* **What you have to do**
Extract and list every line that contains the word "this".

--- Start ---

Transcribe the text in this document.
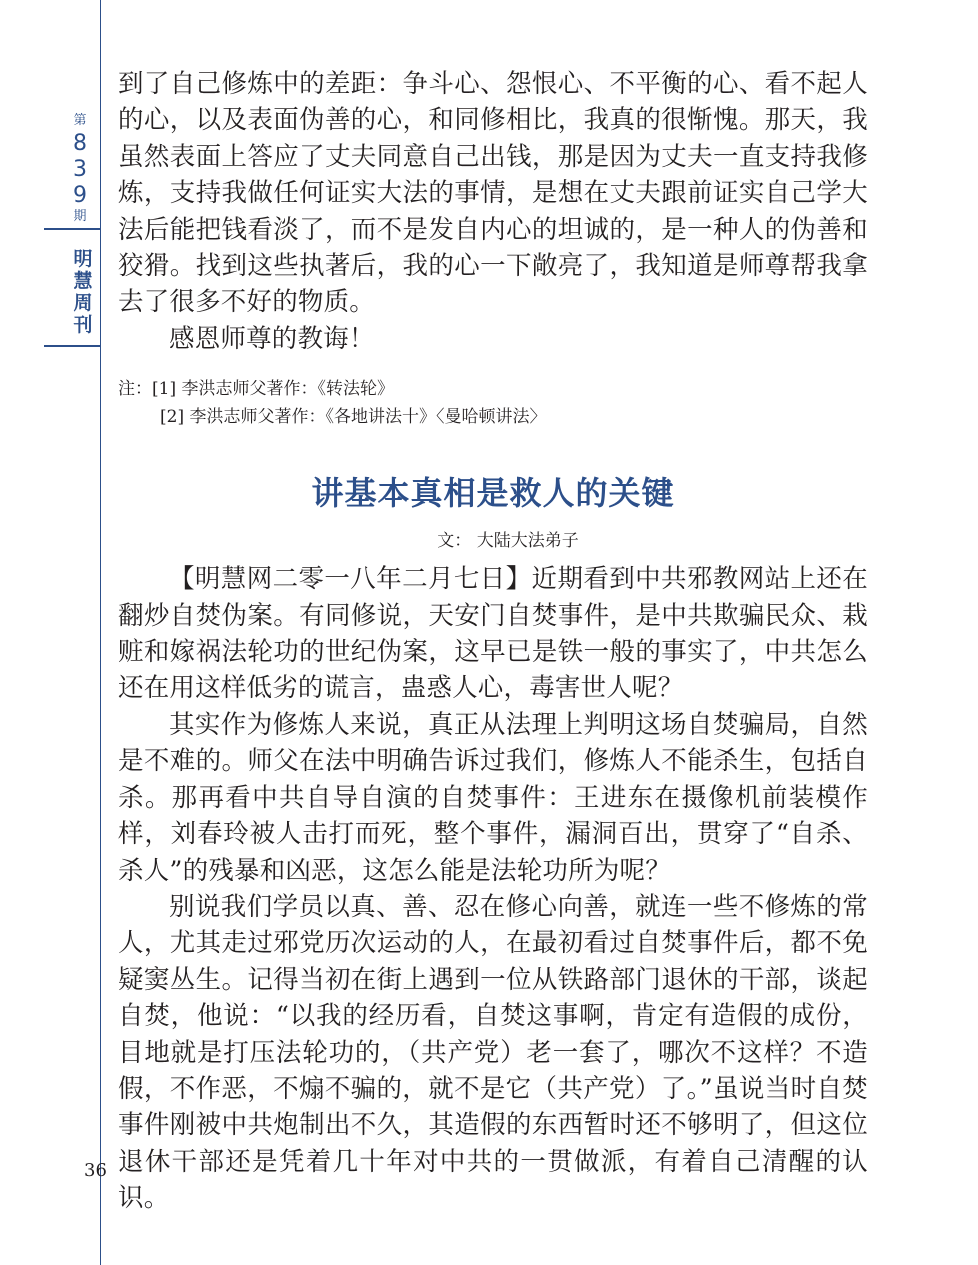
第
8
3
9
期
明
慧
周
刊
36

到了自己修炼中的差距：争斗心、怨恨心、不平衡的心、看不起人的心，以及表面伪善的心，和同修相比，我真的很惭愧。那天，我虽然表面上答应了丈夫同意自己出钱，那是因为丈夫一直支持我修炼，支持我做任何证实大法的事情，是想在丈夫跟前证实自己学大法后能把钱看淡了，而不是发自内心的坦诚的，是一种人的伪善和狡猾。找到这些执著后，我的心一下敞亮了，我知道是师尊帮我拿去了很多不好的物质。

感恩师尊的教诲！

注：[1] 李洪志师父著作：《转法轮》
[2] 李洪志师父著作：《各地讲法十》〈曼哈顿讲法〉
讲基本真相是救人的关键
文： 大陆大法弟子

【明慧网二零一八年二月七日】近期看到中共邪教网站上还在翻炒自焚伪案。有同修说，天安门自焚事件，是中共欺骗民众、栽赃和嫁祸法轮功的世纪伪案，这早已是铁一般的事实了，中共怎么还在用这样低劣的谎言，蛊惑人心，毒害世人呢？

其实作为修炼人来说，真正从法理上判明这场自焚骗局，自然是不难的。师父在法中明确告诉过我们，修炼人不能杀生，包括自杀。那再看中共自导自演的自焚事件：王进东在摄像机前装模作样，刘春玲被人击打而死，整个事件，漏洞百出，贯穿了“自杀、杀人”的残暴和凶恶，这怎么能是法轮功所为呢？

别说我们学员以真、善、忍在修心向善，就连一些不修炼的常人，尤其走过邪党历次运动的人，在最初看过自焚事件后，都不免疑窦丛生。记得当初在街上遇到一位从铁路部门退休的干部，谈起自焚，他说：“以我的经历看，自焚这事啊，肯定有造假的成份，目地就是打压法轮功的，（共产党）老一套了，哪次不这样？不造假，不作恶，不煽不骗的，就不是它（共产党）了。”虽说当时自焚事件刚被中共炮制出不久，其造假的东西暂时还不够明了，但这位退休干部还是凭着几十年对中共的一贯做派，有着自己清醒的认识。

--- End ---
--- Start ---

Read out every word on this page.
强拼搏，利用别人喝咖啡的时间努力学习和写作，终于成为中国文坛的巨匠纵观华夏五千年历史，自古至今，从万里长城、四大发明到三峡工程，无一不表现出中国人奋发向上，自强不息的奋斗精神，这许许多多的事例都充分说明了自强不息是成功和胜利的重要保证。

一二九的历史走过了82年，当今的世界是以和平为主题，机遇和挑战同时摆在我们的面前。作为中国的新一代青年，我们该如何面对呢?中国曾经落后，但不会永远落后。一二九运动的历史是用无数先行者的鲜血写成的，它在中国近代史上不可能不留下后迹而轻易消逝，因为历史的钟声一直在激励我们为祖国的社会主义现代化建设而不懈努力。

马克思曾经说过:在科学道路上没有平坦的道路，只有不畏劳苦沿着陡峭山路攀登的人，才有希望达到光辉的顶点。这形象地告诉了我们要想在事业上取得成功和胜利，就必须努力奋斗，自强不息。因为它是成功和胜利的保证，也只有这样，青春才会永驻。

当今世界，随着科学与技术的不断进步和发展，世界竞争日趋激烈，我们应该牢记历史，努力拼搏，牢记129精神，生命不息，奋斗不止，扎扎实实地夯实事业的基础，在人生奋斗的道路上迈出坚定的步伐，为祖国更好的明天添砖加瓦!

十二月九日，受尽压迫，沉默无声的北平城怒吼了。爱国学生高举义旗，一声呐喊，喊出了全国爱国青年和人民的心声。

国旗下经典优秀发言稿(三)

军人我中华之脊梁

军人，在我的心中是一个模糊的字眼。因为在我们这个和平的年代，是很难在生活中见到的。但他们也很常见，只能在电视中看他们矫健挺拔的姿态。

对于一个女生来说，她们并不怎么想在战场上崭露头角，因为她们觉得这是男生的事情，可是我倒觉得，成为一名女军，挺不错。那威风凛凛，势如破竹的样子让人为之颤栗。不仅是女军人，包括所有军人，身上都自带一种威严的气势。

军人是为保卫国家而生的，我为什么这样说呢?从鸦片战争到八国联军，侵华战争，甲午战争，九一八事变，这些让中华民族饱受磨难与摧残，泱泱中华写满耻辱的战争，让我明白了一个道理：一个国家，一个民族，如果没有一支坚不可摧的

--- End ---

* **Response below**
Transcribe the text in this document.
Read out every word on this page.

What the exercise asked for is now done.